→ Exercise description:
Locate all lines in the data below that hold "title" and show them.
··· Material to process ···
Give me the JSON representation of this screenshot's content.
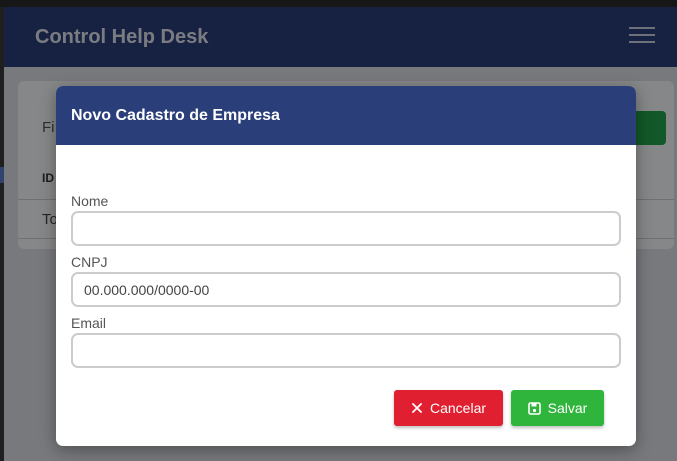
{
  "app": {
    "title": "Control Help Desk",
    "menu_icon": "hamburger-menu-icon"
  },
  "background_card": {
    "filter_label": "Fi",
    "id_header": "ID",
    "row_text": "To"
  },
  "modal": {
    "title": "Novo Cadastro de Empresa",
    "fields": {
      "nome": {
        "label": "Nome",
        "value": "",
        "placeholder": ""
      },
      "cnpj": {
        "label": "CNPJ",
        "value": "",
        "placeholder": "00.000.000/0000-00"
      },
      "email": {
        "label": "Email",
        "value": "",
        "placeholder": ""
      }
    },
    "buttons": {
      "cancel": {
        "label": "Cancelar",
        "icon": "close-icon",
        "color": "#e02030"
      },
      "save": {
        "label": "Salvar",
        "icon": "save-icon",
        "color": "#2fb43c"
      }
    }
  },
  "colors": {
    "header": "#2a3f7a",
    "overlay": "rgba(0,0,0,0.45)"
  }
}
···
→ Correct answer:
    "title": "Control Help Desk",
    "title": "Novo Cadastro de Empresa",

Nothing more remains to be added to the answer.